### WHAT TO WORK ON
Update the lines below by changing every "row-select-checkbox" to "row-checkbox". Keep everything else unchanged.

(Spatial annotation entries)

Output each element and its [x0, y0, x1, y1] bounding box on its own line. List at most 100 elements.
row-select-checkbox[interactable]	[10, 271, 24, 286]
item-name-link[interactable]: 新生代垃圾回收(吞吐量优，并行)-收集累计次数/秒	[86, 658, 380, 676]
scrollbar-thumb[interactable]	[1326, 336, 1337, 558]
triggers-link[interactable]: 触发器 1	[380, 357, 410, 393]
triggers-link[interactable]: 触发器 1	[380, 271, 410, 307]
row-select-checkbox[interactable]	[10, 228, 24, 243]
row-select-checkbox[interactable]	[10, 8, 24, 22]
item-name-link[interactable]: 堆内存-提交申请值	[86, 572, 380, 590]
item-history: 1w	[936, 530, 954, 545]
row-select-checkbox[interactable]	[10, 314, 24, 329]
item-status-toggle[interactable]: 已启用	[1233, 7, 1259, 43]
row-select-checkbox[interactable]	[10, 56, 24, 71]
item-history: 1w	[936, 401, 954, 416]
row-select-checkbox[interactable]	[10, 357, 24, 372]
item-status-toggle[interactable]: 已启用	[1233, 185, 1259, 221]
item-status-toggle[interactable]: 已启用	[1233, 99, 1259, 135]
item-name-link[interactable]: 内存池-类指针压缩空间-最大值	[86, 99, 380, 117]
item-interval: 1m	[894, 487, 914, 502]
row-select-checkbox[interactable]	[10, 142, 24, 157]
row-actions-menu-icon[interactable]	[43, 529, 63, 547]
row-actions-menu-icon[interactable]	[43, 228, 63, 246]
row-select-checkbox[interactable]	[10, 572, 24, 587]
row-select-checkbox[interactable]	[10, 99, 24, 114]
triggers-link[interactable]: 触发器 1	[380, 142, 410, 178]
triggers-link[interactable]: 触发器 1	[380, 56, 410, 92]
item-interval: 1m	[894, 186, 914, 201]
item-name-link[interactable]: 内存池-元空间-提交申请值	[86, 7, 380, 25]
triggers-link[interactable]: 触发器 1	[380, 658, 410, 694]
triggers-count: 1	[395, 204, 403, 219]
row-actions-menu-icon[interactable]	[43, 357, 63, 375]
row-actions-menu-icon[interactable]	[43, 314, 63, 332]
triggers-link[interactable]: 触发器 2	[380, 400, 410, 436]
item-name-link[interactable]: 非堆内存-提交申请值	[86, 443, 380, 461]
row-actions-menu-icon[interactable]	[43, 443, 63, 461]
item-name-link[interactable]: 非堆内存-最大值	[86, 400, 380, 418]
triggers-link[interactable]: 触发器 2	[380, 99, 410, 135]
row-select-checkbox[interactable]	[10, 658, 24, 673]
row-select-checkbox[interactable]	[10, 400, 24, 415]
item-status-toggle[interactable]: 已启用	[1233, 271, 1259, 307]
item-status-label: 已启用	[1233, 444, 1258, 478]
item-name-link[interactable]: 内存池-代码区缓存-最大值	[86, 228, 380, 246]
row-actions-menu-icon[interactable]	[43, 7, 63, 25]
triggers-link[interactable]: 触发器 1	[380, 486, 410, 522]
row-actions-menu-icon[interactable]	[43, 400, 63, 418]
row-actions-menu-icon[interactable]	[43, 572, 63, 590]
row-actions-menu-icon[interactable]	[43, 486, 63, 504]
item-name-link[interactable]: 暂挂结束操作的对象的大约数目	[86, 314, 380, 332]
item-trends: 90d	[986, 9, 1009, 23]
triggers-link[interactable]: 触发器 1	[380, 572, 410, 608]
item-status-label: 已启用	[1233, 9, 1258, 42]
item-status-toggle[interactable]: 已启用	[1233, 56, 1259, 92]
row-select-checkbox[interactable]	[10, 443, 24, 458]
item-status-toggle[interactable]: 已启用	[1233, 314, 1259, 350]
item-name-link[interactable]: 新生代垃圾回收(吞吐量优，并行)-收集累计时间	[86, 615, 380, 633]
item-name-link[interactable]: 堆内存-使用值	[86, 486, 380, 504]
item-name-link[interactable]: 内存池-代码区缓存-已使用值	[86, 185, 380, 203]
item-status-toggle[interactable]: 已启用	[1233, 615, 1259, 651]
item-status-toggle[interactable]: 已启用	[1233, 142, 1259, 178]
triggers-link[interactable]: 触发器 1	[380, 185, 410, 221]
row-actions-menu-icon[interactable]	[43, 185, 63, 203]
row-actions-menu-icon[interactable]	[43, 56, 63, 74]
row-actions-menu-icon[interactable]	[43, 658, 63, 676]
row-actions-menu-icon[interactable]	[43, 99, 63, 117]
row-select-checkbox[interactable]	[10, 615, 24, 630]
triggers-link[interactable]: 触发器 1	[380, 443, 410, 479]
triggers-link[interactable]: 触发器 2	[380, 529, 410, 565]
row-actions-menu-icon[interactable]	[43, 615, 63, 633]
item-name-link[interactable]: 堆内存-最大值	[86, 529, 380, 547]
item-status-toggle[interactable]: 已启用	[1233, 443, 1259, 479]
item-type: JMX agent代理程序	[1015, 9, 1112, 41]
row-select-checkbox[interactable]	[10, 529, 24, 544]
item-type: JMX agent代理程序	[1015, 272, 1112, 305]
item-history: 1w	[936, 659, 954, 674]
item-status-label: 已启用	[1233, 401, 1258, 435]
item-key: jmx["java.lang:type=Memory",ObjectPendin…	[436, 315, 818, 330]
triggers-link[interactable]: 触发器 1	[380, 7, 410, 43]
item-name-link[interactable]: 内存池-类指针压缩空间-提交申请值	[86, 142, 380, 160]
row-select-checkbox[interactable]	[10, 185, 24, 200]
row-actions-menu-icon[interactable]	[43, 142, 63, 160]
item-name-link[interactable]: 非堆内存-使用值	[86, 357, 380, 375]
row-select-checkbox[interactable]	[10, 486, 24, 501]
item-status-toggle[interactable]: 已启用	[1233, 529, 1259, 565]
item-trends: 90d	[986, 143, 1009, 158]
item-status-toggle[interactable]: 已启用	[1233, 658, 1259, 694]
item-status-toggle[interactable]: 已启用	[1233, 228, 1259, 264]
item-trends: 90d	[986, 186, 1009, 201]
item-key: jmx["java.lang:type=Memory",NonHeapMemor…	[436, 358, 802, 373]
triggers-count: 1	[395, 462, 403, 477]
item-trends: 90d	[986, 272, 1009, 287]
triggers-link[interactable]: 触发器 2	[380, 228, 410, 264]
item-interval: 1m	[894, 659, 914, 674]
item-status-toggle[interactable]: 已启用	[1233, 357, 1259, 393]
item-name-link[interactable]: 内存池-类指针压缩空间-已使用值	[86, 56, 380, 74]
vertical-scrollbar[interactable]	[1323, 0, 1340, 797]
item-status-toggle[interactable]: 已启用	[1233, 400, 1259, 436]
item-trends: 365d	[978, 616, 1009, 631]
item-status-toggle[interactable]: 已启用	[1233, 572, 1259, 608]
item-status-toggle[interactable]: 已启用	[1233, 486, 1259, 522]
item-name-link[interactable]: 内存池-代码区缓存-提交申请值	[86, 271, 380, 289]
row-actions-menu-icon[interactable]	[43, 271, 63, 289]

### EXERCISE ANSWER
Output each element and its [x0, y0, x1, y1] bounding box on its own line. List at most 100 elements.
row-checkbox[interactable]	[10, 271, 24, 286]
item-name-link[interactable]: 新生代垃圾回收(吞吐量优，并行)-收集累计次数/秒	[86, 658, 380, 676]
scrollbar-thumb[interactable]	[1326, 336, 1337, 558]
triggers-link[interactable]: 触发器 1	[380, 357, 410, 393]
triggers-link[interactable]: 触发器 1	[380, 271, 410, 307]
row-checkbox[interactable]	[10, 228, 24, 243]
row-checkbox[interactable]	[10, 8, 24, 22]
item-name-link[interactable]: 堆内存-提交申请值	[86, 572, 380, 590]
item-history: 1w	[936, 530, 954, 545]
row-checkbox[interactable]	[10, 314, 24, 329]
item-status-toggle[interactable]: 已启用	[1233, 7, 1259, 43]
row-checkbox[interactable]	[10, 56, 24, 71]
item-history: 1w	[936, 401, 954, 416]
row-checkbox[interactable]	[10, 357, 24, 372]
item-status-toggle[interactable]: 已启用	[1233, 185, 1259, 221]
item-status-toggle[interactable]: 已启用	[1233, 99, 1259, 135]
item-name-link[interactable]: 内存池-类指针压缩空间-最大值	[86, 99, 380, 117]
item-interval: 1m	[894, 487, 914, 502]
row-checkbox[interactable]	[10, 142, 24, 157]
row-actions-menu-icon[interactable]	[43, 529, 63, 547]
row-actions-menu-icon[interactable]	[43, 228, 63, 246]
row-checkbox[interactable]	[10, 572, 24, 587]
row-checkbox[interactable]	[10, 99, 24, 114]
triggers-link[interactable]: 触发器 1	[380, 142, 410, 178]
triggers-link[interactable]: 触发器 1	[380, 56, 410, 92]
item-interval: 1m	[894, 186, 914, 201]
item-name-link[interactable]: 内存池-元空间-提交申请值	[86, 7, 380, 25]
triggers-link[interactable]: 触发器 1	[380, 658, 410, 694]
triggers-count: 1	[395, 204, 403, 219]
row-actions-menu-icon[interactable]	[43, 357, 63, 375]
row-actions-menu-icon[interactable]	[43, 314, 63, 332]
triggers-link[interactable]: 触发器 2	[380, 400, 410, 436]
item-name-link[interactable]: 非堆内存-提交申请值	[86, 443, 380, 461]
row-actions-menu-icon[interactable]	[43, 443, 63, 461]
item-name-link[interactable]: 非堆内存-最大值	[86, 400, 380, 418]
triggers-link[interactable]: 触发器 2	[380, 99, 410, 135]
row-checkbox[interactable]	[10, 658, 24, 673]
row-checkbox[interactable]	[10, 400, 24, 415]
item-status-toggle[interactable]: 已启用	[1233, 271, 1259, 307]
item-status-label: 已启用	[1233, 444, 1258, 478]
item-name-link[interactable]: 内存池-代码区缓存-最大值	[86, 228, 380, 246]
row-actions-menu-icon[interactable]	[43, 7, 63, 25]
triggers-link[interactable]: 触发器 1	[380, 486, 410, 522]
row-actions-menu-icon[interactable]	[43, 400, 63, 418]
row-actions-menu-icon[interactable]	[43, 572, 63, 590]
row-actions-menu-icon[interactable]	[43, 486, 63, 504]
item-name-link[interactable]: 暂挂结束操作的对象的大约数目	[86, 314, 380, 332]
item-trends: 90d	[986, 9, 1009, 23]
triggers-link[interactable]: 触发器 1	[380, 572, 410, 608]
item-status-label: 已启用	[1233, 9, 1258, 42]
item-status-toggle[interactable]: 已启用	[1233, 56, 1259, 92]
row-checkbox[interactable]	[10, 443, 24, 458]
item-status-toggle[interactable]: 已启用	[1233, 314, 1259, 350]
item-name-link[interactable]: 新生代垃圾回收(吞吐量优，并行)-收集累计时间	[86, 615, 380, 633]
item-name-link[interactable]: 堆内存-使用值	[86, 486, 380, 504]
item-name-link[interactable]: 内存池-代码区缓存-已使用值	[86, 185, 380, 203]
item-status-toggle[interactable]: 已启用	[1233, 615, 1259, 651]
item-status-toggle[interactable]: 已启用	[1233, 142, 1259, 178]
triggers-link[interactable]: 触发器 1	[380, 185, 410, 221]
row-actions-menu-icon[interactable]	[43, 185, 63, 203]
row-actions-menu-icon[interactable]	[43, 56, 63, 74]
row-actions-menu-icon[interactable]	[43, 658, 63, 676]
row-actions-menu-icon[interactable]	[43, 99, 63, 117]
row-checkbox[interactable]	[10, 615, 24, 630]
triggers-link[interactable]: 触发器 1	[380, 443, 410, 479]
triggers-link[interactable]: 触发器 2	[380, 529, 410, 565]
row-actions-menu-icon[interactable]	[43, 615, 63, 633]
item-name-link[interactable]: 堆内存-最大值	[86, 529, 380, 547]
item-status-toggle[interactable]: 已启用	[1233, 443, 1259, 479]
item-type: JMX agent代理程序	[1015, 9, 1112, 41]
row-checkbox[interactable]	[10, 529, 24, 544]
item-type: JMX agent代理程序	[1015, 272, 1112, 305]
item-history: 1w	[936, 659, 954, 674]
item-status-label: 已启用	[1233, 401, 1258, 435]
item-key: jmx["java.lang:type=Memory",ObjectPendin…	[436, 315, 818, 330]
triggers-link[interactable]: 触发器 1	[380, 7, 410, 43]
item-name-link[interactable]: 内存池-类指针压缩空间-提交申请值	[86, 142, 380, 160]
row-checkbox[interactable]	[10, 185, 24, 200]
row-actions-menu-icon[interactable]	[43, 142, 63, 160]
item-name-link[interactable]: 非堆内存-使用值	[86, 357, 380, 375]
row-checkbox[interactable]	[10, 486, 24, 501]
item-status-toggle[interactable]: 已启用	[1233, 529, 1259, 565]
item-trends: 90d	[986, 143, 1009, 158]
item-status-toggle[interactable]: 已启用	[1233, 658, 1259, 694]
item-status-toggle[interactable]: 已启用	[1233, 228, 1259, 264]
item-trends: 90d	[986, 186, 1009, 201]
item-key: jmx["java.lang:type=Memory",NonHeapMemor…	[436, 358, 802, 373]
triggers-count: 1	[395, 462, 403, 477]
item-trends: 90d	[986, 272, 1009, 287]
triggers-link[interactable]: 触发器 2	[380, 228, 410, 264]
item-interval: 1m	[894, 659, 914, 674]
item-status-toggle[interactable]: 已启用	[1233, 357, 1259, 393]
item-name-link[interactable]: 内存池-类指针压缩空间-已使用值	[86, 56, 380, 74]
vertical-scrollbar[interactable]	[1323, 0, 1340, 797]
item-status-toggle[interactable]: 已启用	[1233, 400, 1259, 436]
item-trends: 365d	[978, 616, 1009, 631]
item-status-toggle[interactable]: 已启用	[1233, 572, 1259, 608]
item-status-toggle[interactable]: 已启用	[1233, 486, 1259, 522]
item-name-link[interactable]: 内存池-代码区缓存-提交申请值	[86, 271, 380, 289]
row-actions-menu-icon[interactable]	[43, 271, 63, 289]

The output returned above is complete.